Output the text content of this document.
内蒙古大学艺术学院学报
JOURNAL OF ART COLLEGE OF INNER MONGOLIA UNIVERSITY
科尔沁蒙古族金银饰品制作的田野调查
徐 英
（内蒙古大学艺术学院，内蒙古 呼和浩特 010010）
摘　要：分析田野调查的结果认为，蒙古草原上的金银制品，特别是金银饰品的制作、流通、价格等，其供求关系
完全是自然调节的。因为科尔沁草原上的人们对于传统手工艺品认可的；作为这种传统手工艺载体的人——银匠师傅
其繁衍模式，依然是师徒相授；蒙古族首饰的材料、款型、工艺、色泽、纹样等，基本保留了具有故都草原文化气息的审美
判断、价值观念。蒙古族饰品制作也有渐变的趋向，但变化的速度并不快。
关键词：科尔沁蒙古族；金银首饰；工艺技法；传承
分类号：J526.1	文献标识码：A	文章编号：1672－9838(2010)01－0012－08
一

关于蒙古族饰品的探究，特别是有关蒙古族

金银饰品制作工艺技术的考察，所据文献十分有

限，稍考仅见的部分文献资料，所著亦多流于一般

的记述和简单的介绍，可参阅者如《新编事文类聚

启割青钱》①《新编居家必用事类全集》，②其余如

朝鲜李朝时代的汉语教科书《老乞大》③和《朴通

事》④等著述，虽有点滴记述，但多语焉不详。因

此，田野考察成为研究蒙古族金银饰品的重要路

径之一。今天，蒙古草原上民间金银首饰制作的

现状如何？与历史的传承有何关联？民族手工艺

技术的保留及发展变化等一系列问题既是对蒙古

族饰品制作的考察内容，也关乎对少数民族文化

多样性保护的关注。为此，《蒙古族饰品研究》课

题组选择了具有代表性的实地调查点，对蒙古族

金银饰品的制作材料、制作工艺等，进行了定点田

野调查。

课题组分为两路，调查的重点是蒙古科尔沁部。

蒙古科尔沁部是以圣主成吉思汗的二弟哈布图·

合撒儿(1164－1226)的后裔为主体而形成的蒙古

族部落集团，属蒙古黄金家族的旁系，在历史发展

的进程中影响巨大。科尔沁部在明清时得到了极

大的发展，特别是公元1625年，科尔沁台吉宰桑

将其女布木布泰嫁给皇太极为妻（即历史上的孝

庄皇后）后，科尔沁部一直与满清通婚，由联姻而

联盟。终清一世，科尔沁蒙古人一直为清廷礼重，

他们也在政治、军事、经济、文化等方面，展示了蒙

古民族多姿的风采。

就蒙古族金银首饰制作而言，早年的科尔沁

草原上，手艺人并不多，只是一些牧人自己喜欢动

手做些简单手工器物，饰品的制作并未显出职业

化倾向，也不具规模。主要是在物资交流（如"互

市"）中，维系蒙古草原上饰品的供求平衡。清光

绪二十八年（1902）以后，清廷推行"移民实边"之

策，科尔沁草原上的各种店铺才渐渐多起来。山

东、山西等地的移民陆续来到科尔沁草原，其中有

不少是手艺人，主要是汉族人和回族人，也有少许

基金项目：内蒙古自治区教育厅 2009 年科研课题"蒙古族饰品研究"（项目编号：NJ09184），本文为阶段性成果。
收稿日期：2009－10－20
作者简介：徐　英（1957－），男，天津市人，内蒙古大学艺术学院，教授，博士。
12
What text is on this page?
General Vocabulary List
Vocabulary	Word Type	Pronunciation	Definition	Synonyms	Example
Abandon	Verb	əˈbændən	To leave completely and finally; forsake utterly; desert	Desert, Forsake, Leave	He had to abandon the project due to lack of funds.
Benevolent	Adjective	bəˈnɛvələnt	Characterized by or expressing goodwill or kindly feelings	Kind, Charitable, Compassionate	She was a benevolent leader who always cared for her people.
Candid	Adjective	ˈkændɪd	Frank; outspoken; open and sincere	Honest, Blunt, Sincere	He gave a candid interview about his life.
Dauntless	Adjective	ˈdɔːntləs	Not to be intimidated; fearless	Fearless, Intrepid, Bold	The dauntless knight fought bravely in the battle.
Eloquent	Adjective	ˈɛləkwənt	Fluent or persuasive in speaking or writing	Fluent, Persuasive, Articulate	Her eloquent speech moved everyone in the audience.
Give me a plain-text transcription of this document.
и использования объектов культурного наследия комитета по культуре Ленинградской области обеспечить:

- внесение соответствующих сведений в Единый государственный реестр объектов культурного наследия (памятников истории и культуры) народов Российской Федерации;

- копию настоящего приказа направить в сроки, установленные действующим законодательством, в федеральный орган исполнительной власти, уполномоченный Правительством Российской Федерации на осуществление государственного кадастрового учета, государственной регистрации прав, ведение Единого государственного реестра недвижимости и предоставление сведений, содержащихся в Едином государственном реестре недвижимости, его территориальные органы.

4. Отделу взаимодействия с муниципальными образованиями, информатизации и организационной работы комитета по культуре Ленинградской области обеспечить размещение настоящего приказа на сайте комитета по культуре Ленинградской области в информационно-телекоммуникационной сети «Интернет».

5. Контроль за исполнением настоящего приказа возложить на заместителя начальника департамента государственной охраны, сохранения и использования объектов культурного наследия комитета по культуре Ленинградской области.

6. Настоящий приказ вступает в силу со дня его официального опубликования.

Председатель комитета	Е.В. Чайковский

═══

Given instruction. Provide an exact reproduction of all the entries shown above.

Problem solution.
Output the text content of this document.
内蒙古大学艺术学院学报
JOURNAL OF ART COLLEGE OF INNER MONGOLIA UNIVERSITY
科尔沁蒙古族金银饰品制作的田野调查
徐 英
（内蒙古大学艺术学院，内蒙古 呼和浩特 010010）
摘　要：分析田野调查的结果认为，蒙古草原上的金银制品，特别是金银饰品的制作、流通、价格等，其供求关系
完全是自然调节的。因为科尔沁草原上的人们对于传统手工艺品认可的；作为这种传统手工艺载体的人——银匠师傅
其繁衍模式，依然是师徒相授；蒙古族首饰的材料、款型、工艺、色泽、纹样等，基本保留了具有故都草原文化气息的审美
判断、价值观念。蒙古族饰品制作也有渐变的趋向，但变化的速度并不快。
关键词：科尔沁蒙古族；金银首饰；工艺技法；传承
分类号：J526.1	文献标识码：A	文章编号：1672－9838(2010)01－0012－08
一

关于蒙古族饰品的探究，特别是有关蒙古族

金银饰品制作工艺技术的考察，所据文献十分有

限，稍考仅见的部分文献资料，所著亦多流于一般

的记述和简单的介绍，可参阅者如《新编事文类聚

启割青钱》①《新编居家必用事类全集》，②其余如

朝鲜李朝时代的汉语教科书《老乞大》③和《朴通

事》④等著述，虽有点滴记述，但多语焉不详。因

此，田野考察成为研究蒙古族金银饰品的重要路

径之一。今天，蒙古草原上民间金银首饰制作的

现状如何？与历史的传承有何关联？民族手工艺

技术的保留及发展变化等一系列问题既是对蒙古

族饰品制作的考察内容，也关乎对少数民族文化

多样性保护的关注。为此，《蒙古族饰品研究》课

题组选择了具有代表性的实地调查点，对蒙古族

金银饰品的制作材料、制作工艺等，进行了定点田

野调查。

课题组分为两路，调查的重点是蒙古科尔沁部。

蒙古科尔沁部是以圣主成吉思汗的二弟哈布图·

合撒儿(1164－1226)的后裔为主体而形成的蒙古

族部落集团，属蒙古黄金家族的旁系，在历史发展

的进程中影响巨大。科尔沁部在明清时得到了极

大的发展，特别是公元1625年，科尔沁台吉宰桑

将其女布木布泰嫁给皇太极为妻（即历史上的孝

庄皇后）后，科尔沁部一直与满清通婚，由联姻而

联盟。终清一世，科尔沁蒙古人一直为清廷礼重，

他们也在政治、军事、经济、文化等方面，展示了蒙

古民族多姿的风采。

就蒙古族金银首饰制作而言，早年的科尔沁

草原上，手艺人并不多，只是一些牧人自己喜欢动

手做些简单手工器物，饰品的制作并未显出职业

化倾向，也不具规模。主要是在物资交流（如"互

市"）中，维系蒙古草原上饰品的供求平衡。清光

绪二十八年（1902）以后，清廷推行"移民实边"之

策，科尔沁草原上的各种店铺才渐渐多起来。山

东、山西等地的移民陆续来到科尔沁草原，其中有

不少是手艺人，主要是汉族人和回族人，也有少许

基金项目：内蒙古自治区教育厅 2009 年科研课题"蒙古族饰品研究"（项目编号：NJ09184），本文为阶段性成果。
收稿日期：2009－10－20
作者简介：徐　英（1957－），男，天津市人，内蒙古大学艺术学院，教授，博士。
12
What text is on this page?
General Vocabulary List
Vocabulary	Word Type	Pronunciation	Definition	Synonyms	Example
Abandon	Verb	əˈbændən	To leave completely and finally; forsake utterly; desert	Desert, Forsake, Leave	He had to abandon the project due to lack of funds.
Benevolent	Adjective	bəˈnɛvələnt	Characterized by or expressing goodwill or kindly feelings	Kind, Charitable, Compassionate	She was a benevolent leader who always cared for her people.
Candid	Adjective	ˈkændɪd	Frank; outspoken; open and sincere	Honest, Blunt, Sincere	He gave a candid interview about his life.
Dauntless	Adjective	ˈdɔːntləs	Not to be intimidated; fearless	Fearless, Intrepid, Bold	The dauntless knight fought bravely in the battle.
Eloquent	Adjective	ˈɛləkwənt	Fluent or persuasive in speaking or writing	Fluent, Persuasive, Articulate	Her eloquent speech moved everyone in the audience.
Give me a plain-text transcription of this document.
и использования объектов культурного наследия комитета по культуре Ленинградской области обеспечить:

- внесение соответствующих сведений в Единый государственный реестр объектов культурного наследия (памятников истории и культуры) народов Российской Федерации;

- копию настоящего приказа направить в сроки, установленные действующим законодательством, в федеральный орган исполнительной власти, уполномоченный Правительством Российской Федерации на осуществление государственного кадастрового учета, государственной регистрации прав, ведение Единого государственного реестра недвижимости и предоставление сведений, содержащихся в Едином государственном реестре недвижимости, его территориальные органы.

4. Отделу взаимодействия с муниципальными образованиями, информатизации и организационной работы комитета по культуре Ленинградской области обеспечить размещение настоящего приказа на сайте комитета по культуре Ленинградской области в информационно-телекоммуникационной сети «Интернет».

5. Контроль за исполнением настоящего приказа возложить на заместителя начальника департамента государственной охраны, сохранения и использования объектов культурного наследия комитета по культуре Ленинградской области.

6. Настоящий приказ вступает в силу со дня его официального опубликования.

Председатель комитета	Е.В. Чайковский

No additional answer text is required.